━━ Source passage ━━
Kiki_Rizki_Arpiandi · October 20, 2020, 9:36am

@ptrblck Kindly thank you for your response. What is the possible reasons behind the fluctuation, beside there are another processes on the background?
Is possible that the deep learning model cause such fluctuation?

ptrblck · October 20, 2020, 9:38am

Could be the case, e.g. if the model uses different paths.
If you can post the model definition, I could rerun the script and check the timings on my system.

Kiki_Rizki_Arpiandi · October 20, 2020, 12:17pm

Here is the model :

from __future__ import absolute_import
from __future__ import division
from __future__ import print_function

import math

import torch
import torch.nn as nn
import torch.utils.model_zoo as model_zoo

BN_MOMENTUM = 0.01
model_urls = {
    'mobilenet_v2': 'https://download.pytorch.org/models/mobilenet_v2-b0353104.pth',
}


def conv_bn(inp, oup, stride):
    conv_3x3 = nn.Sequential(
        nn.Conv2d(inp, oup, 3, stride, 1, bias=False),
        nn.BatchNorm2d(oup),
        nn.ReLU(inplace=True)
    )
    for m in conv_3x3.modules():
        if isinstance(m, nn.Conv2d):
            nn.init.kaiming_normal_(m.weight, mode='fan_out')
            if m.bias is not None:
                nn.init.zeros_(m.bias)
        elif isinstance(m, nn.BatchNorm2d):
            nn.init.ones_(m.weight)
            nn.init.zeros_(m.bias)
    return conv_3x3


def conv_1x1_bn(inp, oup):
    conv1x1 = nn.Sequential(
        nn.Conv2d(inp, oup, 1, 1, 0, bias=False),
        nn.BatchNorm2d(oup),
        nn.ReLU(inplace=True))
    for m in conv1x1.modules():
        if isinstance(m, nn.Conv2d):
            nn.init.kaiming_normal_(m.weight, mode='fan_out')
            if m.bias is not None:
                nn.init.zeros_(m.bias)
        elif isinstance(m, nn.BatchNorm2d):
            nn.init.ones_(m.weight)
            nn.init.zeros_(m.bias)
    return conv1x1


def deconv_bn_relu(in_channels, out_channels, kernel_size, padding, output_padding, bias):
    deconv = nn.Sequential(
        nn.ConvTranspose2d(
            in_channels=in_channels,
            out_channels=out_channels,
            kernel_size=kernel_size,
            stride=2,
            padding=padding,
            output_padding=output_padding,
            bias=bias),
        nn.BatchNorm2d(out_channels, momentum=BN_MOMENTUM),
        nn.ReLU(inplace=True)
━━━
▶ **Given instruction a**: In the forum thread, what value is BN_MOMENTUM set to?
━━ Entries shown ━━
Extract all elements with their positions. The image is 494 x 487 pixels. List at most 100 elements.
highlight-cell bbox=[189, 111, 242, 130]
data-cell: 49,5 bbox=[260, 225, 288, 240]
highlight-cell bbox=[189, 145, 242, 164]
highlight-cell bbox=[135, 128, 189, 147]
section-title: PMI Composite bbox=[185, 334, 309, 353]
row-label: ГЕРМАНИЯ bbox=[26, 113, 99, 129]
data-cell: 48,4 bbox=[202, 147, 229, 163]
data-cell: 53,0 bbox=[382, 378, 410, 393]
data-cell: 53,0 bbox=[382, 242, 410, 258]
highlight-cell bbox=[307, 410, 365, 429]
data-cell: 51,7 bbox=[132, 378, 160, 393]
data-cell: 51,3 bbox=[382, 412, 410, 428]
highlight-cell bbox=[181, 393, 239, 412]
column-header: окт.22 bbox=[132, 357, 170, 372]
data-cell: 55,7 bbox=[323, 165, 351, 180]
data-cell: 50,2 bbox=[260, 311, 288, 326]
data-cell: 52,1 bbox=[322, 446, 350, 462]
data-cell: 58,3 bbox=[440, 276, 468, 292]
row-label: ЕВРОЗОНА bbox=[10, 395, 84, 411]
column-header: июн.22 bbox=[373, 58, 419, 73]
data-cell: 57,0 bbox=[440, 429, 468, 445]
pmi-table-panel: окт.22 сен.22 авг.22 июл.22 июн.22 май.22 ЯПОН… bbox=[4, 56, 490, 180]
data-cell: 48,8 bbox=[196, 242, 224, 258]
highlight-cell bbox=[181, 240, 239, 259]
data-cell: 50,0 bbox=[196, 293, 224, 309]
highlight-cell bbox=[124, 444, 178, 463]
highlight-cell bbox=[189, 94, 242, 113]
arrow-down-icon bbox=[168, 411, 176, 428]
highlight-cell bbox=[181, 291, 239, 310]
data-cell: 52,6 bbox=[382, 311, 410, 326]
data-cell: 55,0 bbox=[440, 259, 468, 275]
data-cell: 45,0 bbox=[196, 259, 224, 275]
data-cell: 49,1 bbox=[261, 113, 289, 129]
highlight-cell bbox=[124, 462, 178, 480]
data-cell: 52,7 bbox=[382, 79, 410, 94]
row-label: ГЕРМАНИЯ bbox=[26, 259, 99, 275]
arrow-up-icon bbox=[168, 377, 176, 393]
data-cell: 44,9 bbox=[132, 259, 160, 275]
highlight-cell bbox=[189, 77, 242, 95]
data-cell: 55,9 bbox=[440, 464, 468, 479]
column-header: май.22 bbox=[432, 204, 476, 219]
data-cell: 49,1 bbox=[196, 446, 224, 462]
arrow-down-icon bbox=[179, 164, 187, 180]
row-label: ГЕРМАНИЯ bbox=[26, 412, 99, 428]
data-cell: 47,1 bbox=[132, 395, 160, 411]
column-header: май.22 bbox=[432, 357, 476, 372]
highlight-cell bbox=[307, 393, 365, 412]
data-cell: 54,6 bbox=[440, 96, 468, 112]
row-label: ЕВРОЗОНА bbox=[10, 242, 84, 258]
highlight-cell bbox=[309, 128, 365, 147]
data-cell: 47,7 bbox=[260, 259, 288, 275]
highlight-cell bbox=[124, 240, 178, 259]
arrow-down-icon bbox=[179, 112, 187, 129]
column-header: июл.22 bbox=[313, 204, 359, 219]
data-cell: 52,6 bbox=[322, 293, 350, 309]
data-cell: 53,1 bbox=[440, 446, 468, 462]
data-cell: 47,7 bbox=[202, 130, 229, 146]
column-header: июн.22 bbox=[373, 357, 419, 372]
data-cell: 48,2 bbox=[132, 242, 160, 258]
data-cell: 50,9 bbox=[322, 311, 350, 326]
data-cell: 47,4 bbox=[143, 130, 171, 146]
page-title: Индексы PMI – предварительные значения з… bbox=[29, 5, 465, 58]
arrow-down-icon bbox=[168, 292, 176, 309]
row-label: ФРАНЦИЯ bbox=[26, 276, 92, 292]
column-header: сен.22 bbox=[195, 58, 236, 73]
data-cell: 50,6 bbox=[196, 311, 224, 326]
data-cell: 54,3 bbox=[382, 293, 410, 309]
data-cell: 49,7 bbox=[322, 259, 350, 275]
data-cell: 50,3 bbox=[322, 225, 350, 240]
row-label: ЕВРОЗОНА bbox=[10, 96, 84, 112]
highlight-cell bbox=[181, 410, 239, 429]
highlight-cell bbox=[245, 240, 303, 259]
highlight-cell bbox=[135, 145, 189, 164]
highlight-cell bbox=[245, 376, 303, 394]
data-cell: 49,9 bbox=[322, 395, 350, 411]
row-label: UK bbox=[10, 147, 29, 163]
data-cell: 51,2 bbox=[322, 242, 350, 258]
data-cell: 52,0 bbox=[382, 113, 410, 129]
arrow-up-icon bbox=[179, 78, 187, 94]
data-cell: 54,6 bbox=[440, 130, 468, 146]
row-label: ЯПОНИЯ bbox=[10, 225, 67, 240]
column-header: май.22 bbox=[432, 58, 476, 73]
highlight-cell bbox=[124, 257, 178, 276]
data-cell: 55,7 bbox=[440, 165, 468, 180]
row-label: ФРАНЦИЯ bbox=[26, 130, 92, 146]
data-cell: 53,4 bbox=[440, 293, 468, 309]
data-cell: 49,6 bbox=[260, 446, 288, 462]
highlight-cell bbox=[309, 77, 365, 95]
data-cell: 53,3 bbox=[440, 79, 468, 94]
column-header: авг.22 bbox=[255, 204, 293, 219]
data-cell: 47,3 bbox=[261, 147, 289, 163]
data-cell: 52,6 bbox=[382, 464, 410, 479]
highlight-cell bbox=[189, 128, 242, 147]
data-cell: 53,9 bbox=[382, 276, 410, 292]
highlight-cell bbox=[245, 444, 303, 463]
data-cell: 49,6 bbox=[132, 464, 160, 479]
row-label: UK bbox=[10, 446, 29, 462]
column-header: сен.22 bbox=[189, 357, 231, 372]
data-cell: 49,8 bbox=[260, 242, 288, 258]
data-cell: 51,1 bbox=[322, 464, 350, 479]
━━━
▶ **Given instruction b**: Write out the records from their first line through the line containing "highlight-cell bbox=[307, 410, 365, 429]", including both of those lines.

▶ **Worked answer a**: 0.01

▶ **Worked answer b**:
Extract all elements with their positions. The image is 494 x 487 pixels. List at most 100 elements.
highlight-cell bbox=[189, 111, 242, 130]
data-cell: 49,5 bbox=[260, 225, 288, 240]
highlight-cell bbox=[189, 145, 242, 164]
highlight-cell bbox=[135, 128, 189, 147]
section-title: PMI Composite bbox=[185, 334, 309, 353]
row-label: ГЕРМАНИЯ bbox=[26, 113, 99, 129]
data-cell: 48,4 bbox=[202, 147, 229, 163]
data-cell: 53,0 bbox=[382, 378, 410, 393]
data-cell: 53,0 bbox=[382, 242, 410, 258]
highlight-cell bbox=[307, 410, 365, 429]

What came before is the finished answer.